▶ _EXERCISE_
Write the data out again exactly, with no pictures.

┄┄┄┄┄┄┄┄┄┄┄┄┄┄┄┄┄┄┄┄

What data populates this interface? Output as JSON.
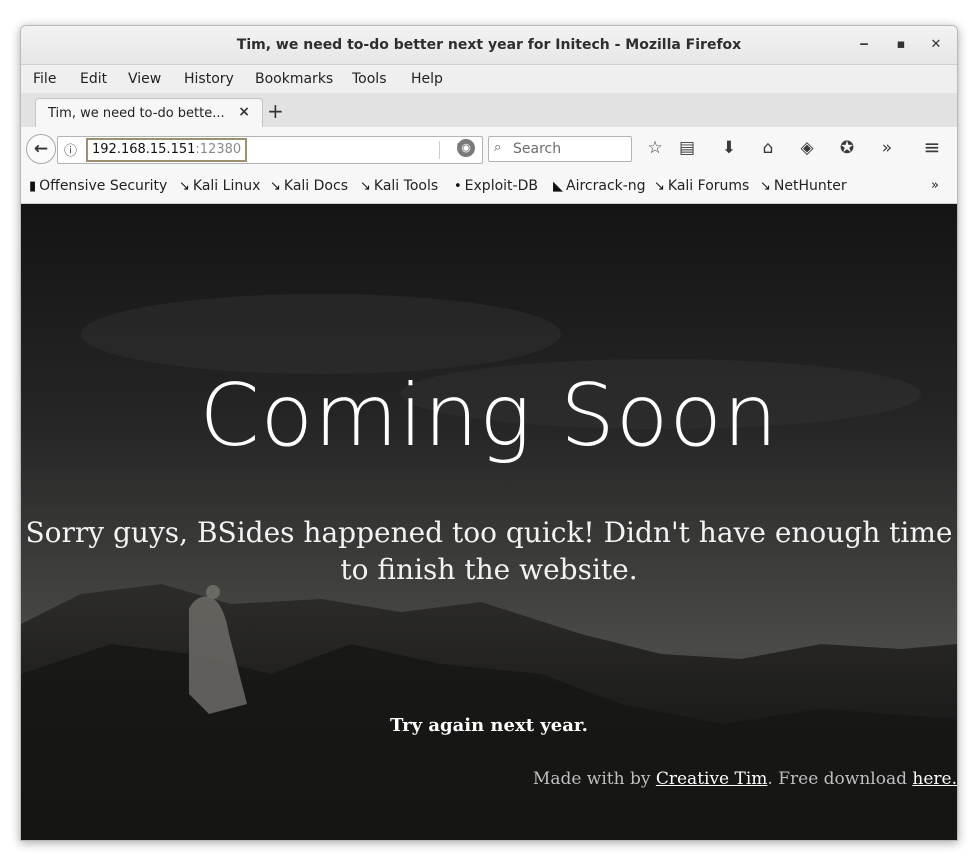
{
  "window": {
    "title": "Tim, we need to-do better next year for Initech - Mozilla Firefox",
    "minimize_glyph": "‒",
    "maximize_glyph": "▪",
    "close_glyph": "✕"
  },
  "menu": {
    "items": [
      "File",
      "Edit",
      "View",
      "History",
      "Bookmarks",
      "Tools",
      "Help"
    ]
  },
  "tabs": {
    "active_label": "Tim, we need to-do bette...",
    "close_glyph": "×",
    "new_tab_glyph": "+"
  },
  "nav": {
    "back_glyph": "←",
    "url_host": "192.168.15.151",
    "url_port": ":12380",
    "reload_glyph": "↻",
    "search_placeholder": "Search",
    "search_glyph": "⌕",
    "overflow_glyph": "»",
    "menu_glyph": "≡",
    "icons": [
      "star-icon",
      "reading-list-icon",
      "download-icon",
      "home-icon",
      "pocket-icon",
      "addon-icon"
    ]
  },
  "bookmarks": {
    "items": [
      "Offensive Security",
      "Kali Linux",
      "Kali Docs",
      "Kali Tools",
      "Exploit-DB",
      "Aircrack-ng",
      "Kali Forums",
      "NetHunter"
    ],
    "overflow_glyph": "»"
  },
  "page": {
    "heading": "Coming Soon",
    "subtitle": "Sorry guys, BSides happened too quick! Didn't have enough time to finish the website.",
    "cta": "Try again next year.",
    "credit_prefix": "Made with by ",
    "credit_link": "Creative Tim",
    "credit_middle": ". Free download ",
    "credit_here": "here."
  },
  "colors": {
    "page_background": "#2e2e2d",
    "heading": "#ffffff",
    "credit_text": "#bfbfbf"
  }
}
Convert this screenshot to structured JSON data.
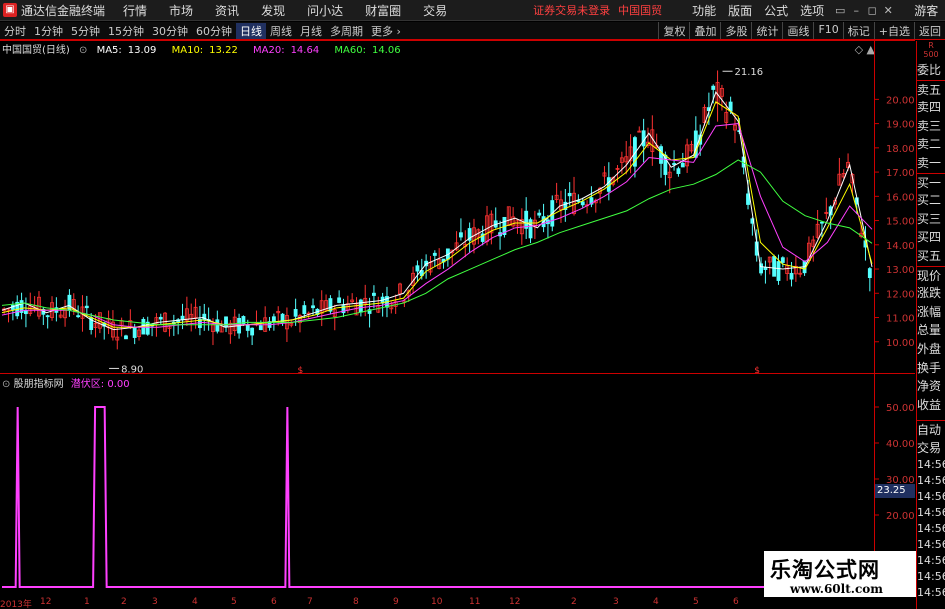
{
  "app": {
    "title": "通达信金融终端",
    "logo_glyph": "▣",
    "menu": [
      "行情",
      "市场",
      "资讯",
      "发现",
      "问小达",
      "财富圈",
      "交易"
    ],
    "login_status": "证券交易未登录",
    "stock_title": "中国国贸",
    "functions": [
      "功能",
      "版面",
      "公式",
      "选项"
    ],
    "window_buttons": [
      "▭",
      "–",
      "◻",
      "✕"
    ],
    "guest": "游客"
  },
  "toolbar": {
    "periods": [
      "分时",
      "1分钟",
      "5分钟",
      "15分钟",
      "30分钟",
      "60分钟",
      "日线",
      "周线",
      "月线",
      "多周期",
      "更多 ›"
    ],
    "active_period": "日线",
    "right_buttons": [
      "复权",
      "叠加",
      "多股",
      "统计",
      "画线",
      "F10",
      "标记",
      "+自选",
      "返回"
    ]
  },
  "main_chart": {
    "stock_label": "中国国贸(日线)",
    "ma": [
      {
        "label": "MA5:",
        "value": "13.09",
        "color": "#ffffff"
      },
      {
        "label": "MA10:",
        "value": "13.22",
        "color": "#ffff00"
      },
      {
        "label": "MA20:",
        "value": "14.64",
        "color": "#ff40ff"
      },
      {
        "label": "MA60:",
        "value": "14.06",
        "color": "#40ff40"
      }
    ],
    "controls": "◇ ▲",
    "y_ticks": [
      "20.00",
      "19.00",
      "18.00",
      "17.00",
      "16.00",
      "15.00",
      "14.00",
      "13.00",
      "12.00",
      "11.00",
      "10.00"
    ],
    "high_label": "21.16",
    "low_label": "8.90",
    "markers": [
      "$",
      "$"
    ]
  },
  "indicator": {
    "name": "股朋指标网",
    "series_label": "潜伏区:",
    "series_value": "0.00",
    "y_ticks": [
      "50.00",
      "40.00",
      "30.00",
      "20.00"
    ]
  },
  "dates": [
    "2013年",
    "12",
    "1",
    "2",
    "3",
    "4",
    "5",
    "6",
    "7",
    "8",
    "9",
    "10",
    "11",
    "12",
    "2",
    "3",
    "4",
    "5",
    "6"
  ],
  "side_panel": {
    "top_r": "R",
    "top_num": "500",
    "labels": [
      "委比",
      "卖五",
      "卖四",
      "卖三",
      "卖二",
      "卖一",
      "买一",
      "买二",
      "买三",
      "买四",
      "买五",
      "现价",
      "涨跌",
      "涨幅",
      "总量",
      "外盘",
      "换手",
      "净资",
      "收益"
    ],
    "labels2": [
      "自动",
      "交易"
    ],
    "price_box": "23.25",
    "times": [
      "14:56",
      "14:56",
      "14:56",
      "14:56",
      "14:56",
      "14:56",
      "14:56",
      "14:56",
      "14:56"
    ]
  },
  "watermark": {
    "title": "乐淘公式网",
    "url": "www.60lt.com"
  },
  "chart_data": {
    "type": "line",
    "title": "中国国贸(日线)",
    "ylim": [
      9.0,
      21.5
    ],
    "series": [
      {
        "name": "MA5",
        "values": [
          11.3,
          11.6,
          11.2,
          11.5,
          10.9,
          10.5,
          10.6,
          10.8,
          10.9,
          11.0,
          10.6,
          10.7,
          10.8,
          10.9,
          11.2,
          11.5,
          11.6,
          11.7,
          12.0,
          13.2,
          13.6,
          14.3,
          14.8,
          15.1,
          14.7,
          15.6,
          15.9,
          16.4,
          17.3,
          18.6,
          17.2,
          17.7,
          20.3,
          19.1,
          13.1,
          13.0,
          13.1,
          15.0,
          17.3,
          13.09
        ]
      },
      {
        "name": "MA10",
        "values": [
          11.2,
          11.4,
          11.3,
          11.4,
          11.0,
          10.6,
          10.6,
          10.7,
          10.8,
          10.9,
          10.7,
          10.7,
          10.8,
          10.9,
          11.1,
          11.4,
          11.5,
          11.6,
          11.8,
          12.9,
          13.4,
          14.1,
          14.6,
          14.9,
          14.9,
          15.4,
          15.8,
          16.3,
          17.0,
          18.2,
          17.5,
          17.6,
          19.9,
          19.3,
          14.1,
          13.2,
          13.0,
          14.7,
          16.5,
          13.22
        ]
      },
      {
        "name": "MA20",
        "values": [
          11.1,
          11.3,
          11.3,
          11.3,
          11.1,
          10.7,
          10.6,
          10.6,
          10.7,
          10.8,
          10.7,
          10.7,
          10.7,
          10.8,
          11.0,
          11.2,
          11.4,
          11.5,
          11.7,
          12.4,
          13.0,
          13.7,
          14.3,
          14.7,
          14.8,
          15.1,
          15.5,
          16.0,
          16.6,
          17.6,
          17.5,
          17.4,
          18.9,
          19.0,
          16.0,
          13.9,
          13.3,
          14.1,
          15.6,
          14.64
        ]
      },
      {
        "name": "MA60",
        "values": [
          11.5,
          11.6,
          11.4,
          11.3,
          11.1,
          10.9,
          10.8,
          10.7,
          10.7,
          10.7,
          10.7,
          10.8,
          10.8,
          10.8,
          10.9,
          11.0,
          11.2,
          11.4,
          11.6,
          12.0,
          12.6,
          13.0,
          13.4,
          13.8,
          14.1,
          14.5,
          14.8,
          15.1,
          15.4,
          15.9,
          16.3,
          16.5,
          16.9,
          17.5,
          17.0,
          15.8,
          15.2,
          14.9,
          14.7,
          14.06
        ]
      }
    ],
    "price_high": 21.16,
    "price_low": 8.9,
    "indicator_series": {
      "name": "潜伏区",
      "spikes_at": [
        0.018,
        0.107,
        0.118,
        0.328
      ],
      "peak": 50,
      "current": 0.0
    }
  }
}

┄┄┄┄┄┄┄┄┄┄┄┄┄┄┄┄┄┄┄┄

▶ _TASK ANSWER_
What data populates this interface? Output as JSON.
{
  "window": {
    "title": "Tim, we need to-do better next year for Initech - Mozilla Firefox",
    "minimize_glyph": "‒",
    "maximize_glyph": "▪",
    "close_glyph": "✕"
  },
  "menu": {
    "items": [
      "File",
      "Edit",
      "View",
      "History",
      "Bookmarks",
      "Tools",
      "Help"
    ]
  },
  "tabs": {
    "active_label": "Tim, we need to-do bette...",
    "close_glyph": "×",
    "new_tab_glyph": "+"
  },
  "nav": {
    "back_glyph": "←",
    "url_host": "192.168.15.151",
    "url_port": ":12380",
    "reload_glyph": "↻",
    "search_placeholder": "Search",
    "search_glyph": "⌕",
    "overflow_glyph": "»",
    "menu_glyph": "≡",
    "icons": [
      "star-icon",
      "reading-list-icon",
      "download-icon",
      "home-icon",
      "pocket-icon",
      "addon-icon"
    ]
  },
  "bookmarks": {
    "items": [
      "Offensive Security",
      "Kali Linux",
      "Kali Docs",
      "Kali Tools",
      "Exploit-DB",
      "Aircrack-ng",
      "Kali Forums",
      "NetHunter"
    ],
    "overflow_glyph": "»"
  },
  "page": {
    "heading": "Coming Soon",
    "subtitle": "Sorry guys, BSides happened too quick! Didn't have enough time to finish the website.",
    "cta": "Try again next year.",
    "credit_prefix": "Made with by ",
    "credit_link": "Creative Tim",
    "credit_middle": ". Free download ",
    "credit_here": "here."
  },
  "colors": {
    "page_background": "#2e2e2d",
    "heading": "#ffffff",
    "credit_text": "#bfbfbf"
  }
}
Convert this screenshot to structured JSON data.
{
  "app": {
    "title": "通达信金融终端",
    "logo_glyph": "▣",
    "menu": [
      "行情",
      "市场",
      "资讯",
      "发现",
      "问小达",
      "财富圈",
      "交易"
    ],
    "login_status": "证券交易未登录",
    "stock_title": "中国国贸",
    "functions": [
      "功能",
      "版面",
      "公式",
      "选项"
    ],
    "window_buttons": [
      "▭",
      "–",
      "◻",
      "✕"
    ],
    "guest": "游客"
  },
  "toolbar": {
    "periods": [
      "分时",
      "1分钟",
      "5分钟",
      "15分钟",
      "30分钟",
      "60分钟",
      "日线",
      "周线",
      "月线",
      "多周期",
      "更多 ›"
    ],
    "active_period": "日线",
    "right_buttons": [
      "复权",
      "叠加",
      "多股",
      "统计",
      "画线",
      "F10",
      "标记",
      "+自选",
      "返回"
    ]
  },
  "main_chart": {
    "stock_label": "中国国贸(日线)",
    "ma": [
      {
        "label": "MA5:",
        "value": "13.09",
        "color": "#ffffff"
      },
      {
        "label": "MA10:",
        "value": "13.22",
        "color": "#ffff00"
      },
      {
        "label": "MA20:",
        "value": "14.64",
        "color": "#ff40ff"
      },
      {
        "label": "MA60:",
        "value": "14.06",
        "color": "#40ff40"
      }
    ],
    "controls": "◇ ▲",
    "y_ticks": [
      "20.00",
      "19.00",
      "18.00",
      "17.00",
      "16.00",
      "15.00",
      "14.00",
      "13.00",
      "12.00",
      "11.00",
      "10.00"
    ],
    "high_label": "21.16",
    "low_label": "8.90",
    "markers": [
      "$",
      "$"
    ]
  },
  "indicator": {
    "name": "股朋指标网",
    "series_label": "潜伏区:",
    "series_value": "0.00",
    "y_ticks": [
      "50.00",
      "40.00",
      "30.00",
      "20.00"
    ]
  },
  "dates": [
    "2013年",
    "12",
    "1",
    "2",
    "3",
    "4",
    "5",
    "6",
    "7",
    "8",
    "9",
    "10",
    "11",
    "12",
    "2",
    "3",
    "4",
    "5",
    "6"
  ],
  "side_panel": {
    "top_r": "R",
    "top_num": "500",
    "labels": [
      "委比",
      "卖五",
      "卖四",
      "卖三",
      "卖二",
      "卖一",
      "买一",
      "买二",
      "买三",
      "买四",
      "买五",
      "现价",
      "涨跌",
      "涨幅",
      "总量",
      "外盘",
      "换手",
      "净资",
      "收益"
    ],
    "labels2": [
      "自动",
      "交易"
    ],
    "price_box": "23.25",
    "times": [
      "14:56",
      "14:56",
      "14:56",
      "14:56",
      "14:56",
      "14:56",
      "14:56",
      "14:56",
      "14:56"
    ]
  },
  "watermark": {
    "title": "乐淘公式网",
    "url": "www.60lt.com"
  },
  "chart_data": {
    "type": "line",
    "title": "中国国贸(日线)",
    "ylim": [
      9.0,
      21.5
    ],
    "series": [
      {
        "name": "MA5",
        "values": [
          11.3,
          11.6,
          11.2,
          11.5,
          10.9,
          10.5,
          10.6,
          10.8,
          10.9,
          11.0,
          10.6,
          10.7,
          10.8,
          10.9,
          11.2,
          11.5,
          11.6,
          11.7,
          12.0,
          13.2,
          13.6,
          14.3,
          14.8,
          15.1,
          14.7,
          15.6,
          15.9,
          16.4,
          17.3,
          18.6,
          17.2,
          17.7,
          20.3,
          19.1,
          13.1,
          13.0,
          13.1,
          15.0,
          17.3,
          13.09
        ]
      },
      {
        "name": "MA10",
        "values": [
          11.2,
          11.4,
          11.3,
          11.4,
          11.0,
          10.6,
          10.6,
          10.7,
          10.8,
          10.9,
          10.7,
          10.7,
          10.8,
          10.9,
          11.1,
          11.4,
          11.5,
          11.6,
          11.8,
          12.9,
          13.4,
          14.1,
          14.6,
          14.9,
          14.9,
          15.4,
          15.8,
          16.3,
          17.0,
          18.2,
          17.5,
          17.6,
          19.9,
          19.3,
          14.1,
          13.2,
          13.0,
          14.7,
          16.5,
          13.22
        ]
      },
      {
        "name": "MA20",
        "values": [
          11.1,
          11.3,
          11.3,
          11.3,
          11.1,
          10.7,
          10.6,
          10.6,
          10.7,
          10.8,
          10.7,
          10.7,
          10.7,
          10.8,
          11.0,
          11.2,
          11.4,
          11.5,
          11.7,
          12.4,
          13.0,
          13.7,
          14.3,
          14.7,
          14.8,
          15.1,
          15.5,
          16.0,
          16.6,
          17.6,
          17.5,
          17.4,
          18.9,
          19.0,
          16.0,
          13.9,
          13.3,
          14.1,
          15.6,
          14.64
        ]
      },
      {
        "name": "MA60",
        "values": [
          11.5,
          11.6,
          11.4,
          11.3,
          11.1,
          10.9,
          10.8,
          10.7,
          10.7,
          10.7,
          10.7,
          10.8,
          10.8,
          10.8,
          10.9,
          11.0,
          11.2,
          11.4,
          11.6,
          12.0,
          12.6,
          13.0,
          13.4,
          13.8,
          14.1,
          14.5,
          14.8,
          15.1,
          15.4,
          15.9,
          16.3,
          16.5,
          16.9,
          17.5,
          17.0,
          15.8,
          15.2,
          14.9,
          14.7,
          14.06
        ]
      }
    ],
    "price_high": 21.16,
    "price_low": 8.9,
    "indicator_series": {
      "name": "潜伏区",
      "spikes_at": [
        0.018,
        0.107,
        0.118,
        0.328
      ],
      "peak": 50,
      "current": 0.0
    }
  }
}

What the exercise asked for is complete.